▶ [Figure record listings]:
------------------------
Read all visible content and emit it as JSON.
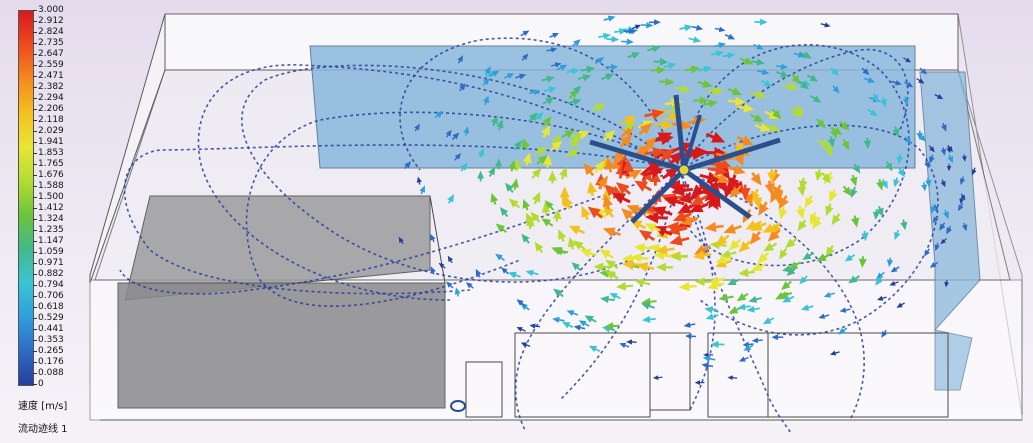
{
  "legend": {
    "title": "速度 [m/s]",
    "subtitle": "流动迹线 1",
    "ticks": [
      "3.000",
      "2.912",
      "2.824",
      "2.735",
      "2.647",
      "2.559",
      "2.471",
      "2.382",
      "2.294",
      "2.206",
      "2.118",
      "2.029",
      "1.941",
      "1.853",
      "1.765",
      "1.676",
      "1.588",
      "1.500",
      "1.412",
      "1.324",
      "1.235",
      "1.147",
      "1.059",
      "0.971",
      "0.882",
      "0.794",
      "0.706",
      "0.618",
      "0.529",
      "0.441",
      "0.353",
      "0.265",
      "0.176",
      "0.088",
      "0"
    ],
    "colormap": [
      "#d7191c",
      "#ee4a1f",
      "#f48a20",
      "#f3c11e",
      "#e7e635",
      "#b3dc33",
      "#6cc43c",
      "#42b98b",
      "#3cc3d6",
      "#2f9fdc",
      "#2d6bc4",
      "#263e9c"
    ]
  },
  "scene": {
    "colors": {
      "wall": "#ffffff",
      "floor_panel": "#8e8e90",
      "window_panel": "#89b7db",
      "edge": "#505050",
      "fan": "#2b4f8d",
      "fan_hub": "#e5d633"
    }
  }
}
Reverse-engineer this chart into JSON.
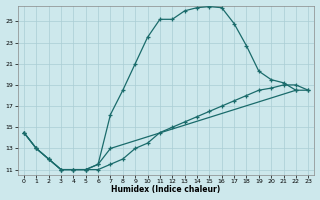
{
  "xlabel": "Humidex (Indice chaleur)",
  "bg_color": "#cde8ec",
  "grid_color": "#aacdd4",
  "line_color": "#1a6b6b",
  "xlim_min": -0.5,
  "xlim_max": 23.5,
  "ylim_min": 10.5,
  "ylim_max": 26.5,
  "yticks": [
    11,
    13,
    15,
    17,
    19,
    21,
    23,
    25
  ],
  "xticks": [
    0,
    1,
    2,
    3,
    4,
    5,
    6,
    7,
    8,
    9,
    10,
    11,
    12,
    13,
    14,
    15,
    16,
    17,
    18,
    19,
    20,
    21,
    22,
    23
  ],
  "upper_x": [
    0,
    1,
    2,
    3,
    4,
    5,
    6,
    7,
    8,
    9,
    10,
    11,
    12,
    13,
    14,
    15,
    16,
    17,
    18,
    19,
    20,
    21,
    22
  ],
  "upper_y": [
    14.5,
    13.0,
    12.0,
    11.0,
    11.0,
    11.0,
    11.5,
    16.2,
    18.5,
    21.0,
    23.5,
    25.2,
    25.2,
    26.0,
    26.3,
    26.4,
    26.3,
    24.8,
    22.7,
    20.3,
    19.5,
    19.2,
    18.5
  ],
  "lower_x": [
    0,
    1,
    2,
    3,
    4,
    5,
    6,
    7,
    8,
    9,
    10,
    11,
    12,
    13,
    14,
    15,
    16,
    17,
    18,
    19,
    20,
    21,
    22,
    23
  ],
  "lower_y": [
    14.5,
    13.0,
    12.0,
    11.0,
    11.0,
    11.0,
    11.0,
    11.5,
    12.0,
    13.0,
    13.5,
    14.5,
    15.0,
    15.5,
    16.0,
    16.5,
    17.0,
    17.5,
    18.0,
    18.5,
    18.7,
    19.0,
    19.0,
    18.5
  ],
  "mid_x": [
    0,
    1,
    2,
    3,
    4,
    5,
    6,
    7,
    22,
    23
  ],
  "mid_y": [
    14.5,
    13.0,
    12.0,
    11.0,
    11.0,
    11.0,
    11.5,
    13.0,
    18.5,
    18.5
  ]
}
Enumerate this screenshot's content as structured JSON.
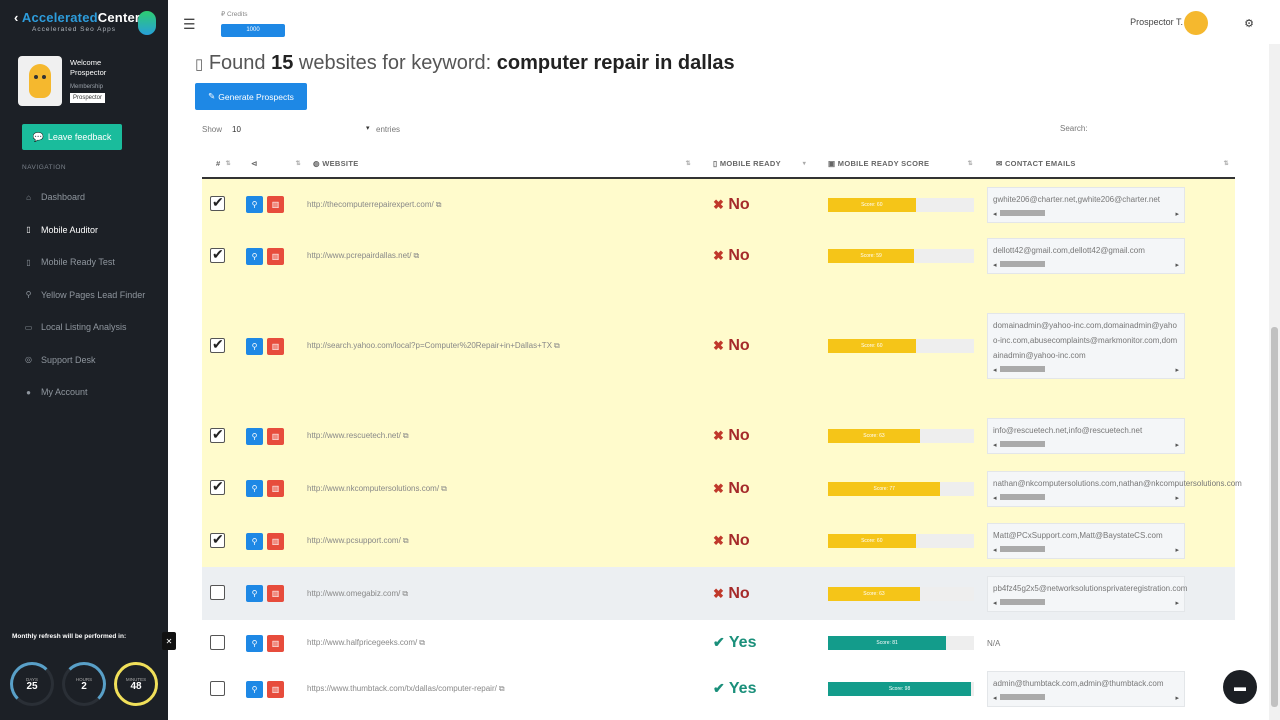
{
  "sidebar": {
    "brand_prefix": "Accelerated",
    "brand_suffix": "Center",
    "tagline": "Accelerated Seo Apps",
    "welcome": "Welcome",
    "user_name": "Prospector",
    "membership_label": "Membership",
    "membership_badge": "Prospector",
    "feedback_label": "Leave feedback",
    "nav_title": "NAVIGATION",
    "nav_items": [
      {
        "label": "Dashboard",
        "icon": "home-icon"
      },
      {
        "label": "Mobile Auditor",
        "icon": "mobile-icon"
      },
      {
        "label": "Mobile Ready Test",
        "icon": "mobile-icon"
      },
      {
        "label": "Yellow Pages Lead Finder",
        "icon": "search-icon"
      },
      {
        "label": "Local Listing Analysis",
        "icon": "document-icon"
      },
      {
        "label": "Support Desk",
        "icon": "support-icon"
      },
      {
        "label": "My Account",
        "icon": "user-icon"
      }
    ],
    "refresh_text": "Monthly refresh will be performed in:",
    "gauges": [
      {
        "value": "25",
        "label": "DAYS"
      },
      {
        "value": "2",
        "label": "HOURS"
      },
      {
        "value": "48",
        "label": "MINUTES"
      }
    ]
  },
  "topbar": {
    "credits_label": "Credits",
    "credits_value": "1000",
    "user_label": "Prospector T."
  },
  "main": {
    "heading_prefix": "Found",
    "count": "15",
    "heading_mid": "websites for keyword:",
    "keyword": "computer repair in dallas",
    "generate_label": "Generate Prospects",
    "show_label": "Show",
    "show_value": "10",
    "entries_label": "entries",
    "search_label": "Search:"
  },
  "table": {
    "headers": {
      "index": "#",
      "share": "",
      "website": "WEBSITE",
      "mobile_ready": "MOBILE READY",
      "score": "MOBILE READY SCORE",
      "emails": "CONTACT EMAILS"
    },
    "rows": [
      {
        "checked": true,
        "state": "sel",
        "url": "http://thecomputerrepairexpert.com/",
        "ready": "No",
        "score": 60,
        "score_label": "Score: 60",
        "emails": "gwhite206@charter.net,gwhite206@charter.net"
      },
      {
        "checked": true,
        "state": "sel",
        "url": "http://www.pcrepairdallas.net/",
        "ready": "No",
        "score": 59,
        "score_label": "Score: 59",
        "emails": "dellott42@gmail.com,dellott42@gmail.com"
      },
      {
        "checked": true,
        "state": "sel",
        "url": "http://search.yahoo.com/local?p=Computer%20Repair+in+Dallas+TX",
        "ready": "No",
        "score": 60,
        "score_label": "Score: 60",
        "emails": "domainadmin@yahoo-inc.com,domainadmin@yahoo-inc.com,abusecomplaints@markmonitor.com,domainadmin@yahoo-inc.com",
        "wrap": true
      },
      {
        "checked": true,
        "state": "sel",
        "url": "http://www.rescuetech.net/",
        "ready": "No",
        "score": 63,
        "score_label": "Score: 63",
        "emails": "info@rescuetech.net,info@rescuetech.net"
      },
      {
        "checked": true,
        "state": "sel",
        "url": "http://www.nkcomputersolutions.com/",
        "ready": "No",
        "score": 77,
        "score_label": "Score: 77",
        "emails": "nathan@nkcomputersolutions.com,nathan@nkcomputersolutions.com"
      },
      {
        "checked": true,
        "state": "sel",
        "url": "http://www.pcsupport.com/",
        "ready": "No",
        "score": 60,
        "score_label": "Score: 60",
        "emails": "Matt@PCxSupport.com,Matt@BaystateCS.com"
      },
      {
        "checked": false,
        "state": "hover",
        "url": "http://www.omegabiz.com/",
        "ready": "No",
        "score": 63,
        "score_label": "Score: 63",
        "emails": "pb4fz45g2x5@networksolutionsprivateregistration.com"
      },
      {
        "checked": false,
        "state": "plain",
        "url": "http://www.halfpricegeeks.com/",
        "ready": "Yes",
        "score": 81,
        "score_label": "Score: 81",
        "emails": "N/A",
        "na": true
      },
      {
        "checked": false,
        "state": "plain",
        "url": "https://www.thumbtack.com/tx/dallas/computer-repair/",
        "ready": "Yes",
        "score": 98,
        "score_label": "Score: 98",
        "emails": "admin@thumbtack.com,admin@thumbtack.com"
      }
    ]
  },
  "colors": {
    "accent": "#1e88e5",
    "danger": "#e74c3c",
    "selected_row": "#fffbcc",
    "score_warn": "#f5c518",
    "score_ok": "#139c8b",
    "sidebar_bg": "#1c2026"
  }
}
------------------------
▶ [WHAT IS NEEDED]: Do not copy the pictures, but repeat every line exactly.

▶ [ANSWER IN FULL]:
Read all visible content and emit it as JSON.
{
  "legend": {
    "title": "速度 [m/s]",
    "subtitle": "流动迹线 1",
    "ticks": [
      "3.000",
      "2.912",
      "2.824",
      "2.735",
      "2.647",
      "2.559",
      "2.471",
      "2.382",
      "2.294",
      "2.206",
      "2.118",
      "2.029",
      "1.941",
      "1.853",
      "1.765",
      "1.676",
      "1.588",
      "1.500",
      "1.412",
      "1.324",
      "1.235",
      "1.147",
      "1.059",
      "0.971",
      "0.882",
      "0.794",
      "0.706",
      "0.618",
      "0.529",
      "0.441",
      "0.353",
      "0.265",
      "0.176",
      "0.088",
      "0"
    ],
    "colormap": [
      "#d7191c",
      "#ee4a1f",
      "#f48a20",
      "#f3c11e",
      "#e7e635",
      "#b3dc33",
      "#6cc43c",
      "#42b98b",
      "#3cc3d6",
      "#2f9fdc",
      "#2d6bc4",
      "#263e9c"
    ]
  },
  "scene": {
    "colors": {
      "wall": "#ffffff",
      "floor_panel": "#8e8e90",
      "window_panel": "#89b7db",
      "edge": "#505050",
      "fan": "#2b4f8d",
      "fan_hub": "#e5d633"
    }
  }
}
Reverse-engineer this chart into JSON.
{
  "xlabel": "Humidex (Indice chaleur)",
  "bg_color": "#cde8ec",
  "grid_color": "#aacdd4",
  "line_color": "#1a6b6b",
  "xlim_min": -0.5,
  "xlim_max": 23.5,
  "ylim_min": 10.5,
  "ylim_max": 26.5,
  "yticks": [
    11,
    13,
    15,
    17,
    19,
    21,
    23,
    25
  ],
  "xticks": [
    0,
    1,
    2,
    3,
    4,
    5,
    6,
    7,
    8,
    9,
    10,
    11,
    12,
    13,
    14,
    15,
    16,
    17,
    18,
    19,
    20,
    21,
    22,
    23
  ],
  "upper_x": [
    0,
    1,
    2,
    3,
    4,
    5,
    6,
    7,
    8,
    9,
    10,
    11,
    12,
    13,
    14,
    15,
    16,
    17,
    18,
    19,
    20,
    21,
    22
  ],
  "upper_y": [
    14.5,
    13.0,
    12.0,
    11.0,
    11.0,
    11.0,
    11.5,
    16.2,
    18.5,
    21.0,
    23.5,
    25.2,
    25.2,
    26.0,
    26.3,
    26.4,
    26.3,
    24.8,
    22.7,
    20.3,
    19.5,
    19.2,
    18.5
  ],
  "lower_x": [
    0,
    1,
    2,
    3,
    4,
    5,
    6,
    7,
    8,
    9,
    10,
    11,
    12,
    13,
    14,
    15,
    16,
    17,
    18,
    19,
    20,
    21,
    22,
    23
  ],
  "lower_y": [
    14.5,
    13.0,
    12.0,
    11.0,
    11.0,
    11.0,
    11.0,
    11.5,
    12.0,
    13.0,
    13.5,
    14.5,
    15.0,
    15.5,
    16.0,
    16.5,
    17.0,
    17.5,
    18.0,
    18.5,
    18.7,
    19.0,
    19.0,
    18.5
  ],
  "mid_x": [
    0,
    1,
    2,
    3,
    4,
    5,
    6,
    7,
    22,
    23
  ],
  "mid_y": [
    14.5,
    13.0,
    12.0,
    11.0,
    11.0,
    11.0,
    11.5,
    13.0,
    18.5,
    18.5
  ]
}
Enumerate this screenshot's content as structured JSON.
{
  "sidebar": {
    "brand_prefix": "Accelerated",
    "brand_suffix": "Center",
    "tagline": "Accelerated Seo Apps",
    "welcome": "Welcome",
    "user_name": "Prospector",
    "membership_label": "Membership",
    "membership_badge": "Prospector",
    "feedback_label": "Leave feedback",
    "nav_title": "NAVIGATION",
    "nav_items": [
      {
        "label": "Dashboard",
        "icon": "home-icon"
      },
      {
        "label": "Mobile Auditor",
        "icon": "mobile-icon"
      },
      {
        "label": "Mobile Ready Test",
        "icon": "mobile-icon"
      },
      {
        "label": "Yellow Pages Lead Finder",
        "icon": "search-icon"
      },
      {
        "label": "Local Listing Analysis",
        "icon": "document-icon"
      },
      {
        "label": "Support Desk",
        "icon": "support-icon"
      },
      {
        "label": "My Account",
        "icon": "user-icon"
      }
    ],
    "refresh_text": "Monthly refresh will be performed in:",
    "gauges": [
      {
        "value": "25",
        "label": "DAYS"
      },
      {
        "value": "2",
        "label": "HOURS"
      },
      {
        "value": "48",
        "label": "MINUTES"
      }
    ]
  },
  "topbar": {
    "credits_label": "Credits",
    "credits_value": "1000",
    "user_label": "Prospector T."
  },
  "main": {
    "heading_prefix": "Found",
    "count": "15",
    "heading_mid": "websites for keyword:",
    "keyword": "computer repair in dallas",
    "generate_label": "Generate Prospects",
    "show_label": "Show",
    "show_value": "10",
    "entries_label": "entries",
    "search_label": "Search:"
  },
  "table": {
    "headers": {
      "index": "#",
      "share": "",
      "website": "WEBSITE",
      "mobile_ready": "MOBILE READY",
      "score": "MOBILE READY SCORE",
      "emails": "CONTACT EMAILS"
    },
    "rows": [
      {
        "checked": true,
        "state": "sel",
        "url": "http://thecomputerrepairexpert.com/",
        "ready": "No",
        "score": 60,
        "score_label": "Score: 60",
        "emails": "gwhite206@charter.net,gwhite206@charter.net"
      },
      {
        "checked": true,
        "state": "sel",
        "url": "http://www.pcrepairdallas.net/",
        "ready": "No",
        "score": 59,
        "score_label": "Score: 59",
        "emails": "dellott42@gmail.com,dellott42@gmail.com"
      },
      {
        "checked": true,
        "state": "sel",
        "url": "http://search.yahoo.com/local?p=Computer%20Repair+in+Dallas+TX",
        "ready": "No",
        "score": 60,
        "score_label": "Score: 60",
        "emails": "domainadmin@yahoo-inc.com,domainadmin@yahoo-inc.com,abusecomplaints@markmonitor.com,domainadmin@yahoo-inc.com",
        "wrap": true
      },
      {
        "checked": true,
        "state": "sel",
        "url": "http://www.rescuetech.net/",
        "ready": "No",
        "score": 63,
        "score_label": "Score: 63",
        "emails": "info@rescuetech.net,info@rescuetech.net"
      },
      {
        "checked": true,
        "state": "sel",
        "url": "http://www.nkcomputersolutions.com/",
        "ready": "No",
        "score": 77,
        "score_label": "Score: 77",
        "emails": "nathan@nkcomputersolutions.com,nathan@nkcomputersolutions.com"
      },
      {
        "checked": true,
        "state": "sel",
        "url": "http://www.pcsupport.com/",
        "ready": "No",
        "score": 60,
        "score_label": "Score: 60",
        "emails": "Matt@PCxSupport.com,Matt@BaystateCS.com"
      },
      {
        "checked": false,
        "state": "hover",
        "url": "http://www.omegabiz.com/",
        "ready": "No",
        "score": 63,
        "score_label": "Score: 63",
        "emails": "pb4fz45g2x5@networksolutionsprivateregistration.com"
      },
      {
        "checked": false,
        "state": "plain",
        "url": "http://www.halfpricegeeks.com/",
        "ready": "Yes",
        "score": 81,
        "score_label": "Score: 81",
        "emails": "N/A",
        "na": true
      },
      {
        "checked": false,
        "state": "plain",
        "url": "https://www.thumbtack.com/tx/dallas/computer-repair/",
        "ready": "Yes",
        "score": 98,
        "score_label": "Score: 98",
        "emails": "admin@thumbtack.com,admin@thumbtack.com"
      }
    ]
  },
  "colors": {
    "accent": "#1e88e5",
    "danger": "#e74c3c",
    "selected_row": "#fffbcc",
    "score_warn": "#f5c518",
    "score_ok": "#139c8b",
    "sidebar_bg": "#1c2026"
  }
}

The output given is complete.